--- TRAVAIL DEMANDÉ ---
Recopiez, s'il vous plaît, le passage de l'extrait sur les ventes de pesticides qui va de « Après une hausse » jusqu'à « des tendances agricoles. », sans rien y changer.

--- EXTRAIT À LIRE ---

□ □ □ □

La conséquence d'un contexte politique ?
« Les utilisateurs [de pesticides] en ont stocké en 2018 et très peu acheté en 2019, avant que les ventes repartent à la hausse en 2020 en anticipation des nouvelles réglementations », expliquent les représentants des ministères de l'Agriculture et de la Transition écologique. Ces phénomènes de réserve et de déstockage seraient, selon eux, la conséquence de la hausse de la redevance pour pollutions diffuses au 1er janvier 2019 puis de l'objectif de réduction à 50 % de l'utilisation du glyphosate d'ici 2022.
C'est ce que démontre, par ailleurs, la dernière valeur en date du Nodu (nombre de doses unitaires). Cette dernière mesure le nombre de traitements appliqués à dose maximale homologuée de chaque substance sur une surface d'un hectare et rend donc compte, pour beaucoup d'acteurs, d'une réalité plus précise de l'utilisation des pesticides sur le terrain.
Après une hausse de 24 % observée en 2018, l'année 2019 a correspondu à une baisse du Nodu de 37 %. La situation pour 2020 n'est pas encore connue. Si ce chiffre est plus long à évaluer, rappellent les ministères concernés, c'est parce qu'il doit prendre en compte de nombreuses données pour être constitué. Les ventes annuelles (dites de quantité de substance active (QSA) et non de doses spécifiques) représentent ainsi, selon eux, un complément nécessaire tant elles reflètent plus rapidement l'évolution des tendances agricoles.

□ □ □ □

--- LIGNES EXTRAITES ---
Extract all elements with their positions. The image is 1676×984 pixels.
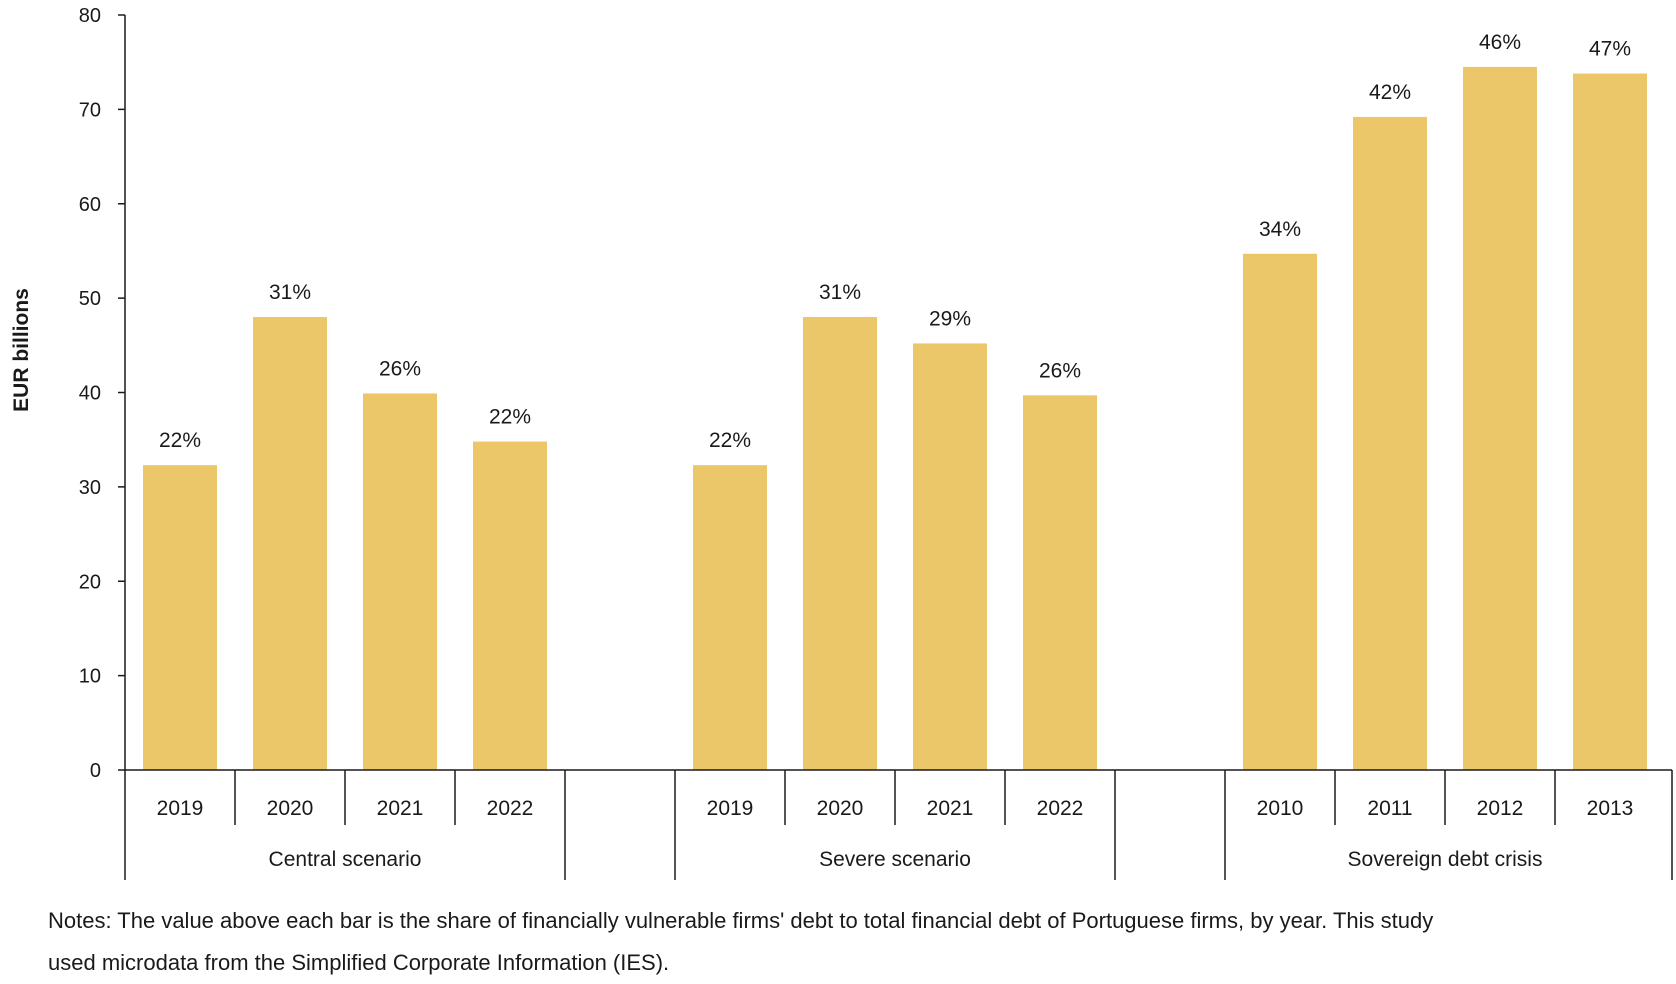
x-category-label: 2020 <box>817 797 864 820</box>
bar-data-label: 22% <box>159 429 201 452</box>
x-category-label: 2022 <box>487 797 534 820</box>
bar <box>253 317 327 770</box>
bar-data-label: 26% <box>1039 359 1081 382</box>
bar <box>913 343 987 770</box>
bar-data-label: 42% <box>1369 81 1411 104</box>
x-group-label: Central scenario <box>269 848 422 871</box>
bar-data-label: 47% <box>1589 38 1631 61</box>
y-tick-label: 30 <box>79 477 101 499</box>
bar <box>473 441 547 770</box>
bar-data-label: 46% <box>1479 31 1521 54</box>
y-tick-label: 0 <box>90 760 101 782</box>
x-category-label: 2020 <box>267 797 314 820</box>
x-category-label: 2012 <box>1477 797 1524 820</box>
bar-data-label: 29% <box>929 307 971 330</box>
bar-data-label: 22% <box>489 406 531 429</box>
x-category-label: 2021 <box>927 797 974 820</box>
bar <box>803 317 877 770</box>
bar <box>1243 253 1317 771</box>
x-category-label: 2013 <box>1587 797 1634 820</box>
x-category-label: 2019 <box>707 797 754 820</box>
x-category-label: 2010 <box>1257 797 1304 820</box>
x-category-label: 2011 <box>1367 797 1412 820</box>
y-tick-label: 80 <box>79 5 101 27</box>
bar-data-label: 22% <box>709 429 751 452</box>
notes-line-2: used microdata from the Simplified Corpo… <box>48 950 670 975</box>
bar <box>693 465 767 770</box>
bar-data-label: 31% <box>269 281 311 304</box>
y-tick-label: 60 <box>79 194 101 216</box>
bar-data-label: 34% <box>1259 218 1301 241</box>
y-tick-label: 10 <box>79 666 101 688</box>
x-axis: 2019 2020 2021 2022 Central scenario 2019 2020… <box>124 769 1673 880</box>
notes-line-1: Notes: The value above each bar is the s… <box>48 908 1434 933</box>
bar <box>1463 66 1537 770</box>
y-tick-label: 50 <box>79 288 101 310</box>
bar <box>143 465 217 770</box>
x-category-label: 2022 <box>1037 797 1084 820</box>
y-axis: 0 10 20 30 40 50 60 70 80 <box>79 5 126 782</box>
bar <box>1573 73 1647 770</box>
y-axis-label: EUR billions <box>10 288 33 412</box>
x-group-label: Severe scenario <box>819 848 971 871</box>
bar <box>1023 395 1097 770</box>
y-tick-label: 70 <box>79 99 101 121</box>
bar-data-label: 31% <box>819 281 861 304</box>
chart-notes: Notes: The value above each bar is the s… <box>48 900 1648 984</box>
bars: 22% 31% 26% 22% 22% 31% 29% 26% 34% 42% 46% 47% <box>143 31 1647 771</box>
bar <box>363 393 437 770</box>
x-category-label: 2019 <box>157 797 204 820</box>
bar-data-label: 26% <box>379 357 421 380</box>
x-group-label: Sovereign debt crisis <box>1348 848 1543 871</box>
y-tick-label: 40 <box>79 383 101 405</box>
bar <box>1353 116 1427 771</box>
x-category-label: 2021 <box>377 797 424 820</box>
y-tick-label: 20 <box>79 571 101 593</box>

□ □ □ □

--- BONNE RÉPONSE ---
Après une hausse de 24 % observée en 2018, l'année 2019 a correspondu à une baisse du Nodu de 37 %. La situation pour 2020 n'est pas encore connue. Si ce chiffre est plus long à évaluer, rappellent les ministères concernés, c'est parce qu'il doit prendre en compte de nombreuses données pour être constitué. Les ventes annuelles (dites de quantité de substance active (QSA) et non de doses spécifiques) représentent ainsi, selon eux, un complément nécessaire tant elles reflètent plus rapidement l'évolution des tendances agricoles.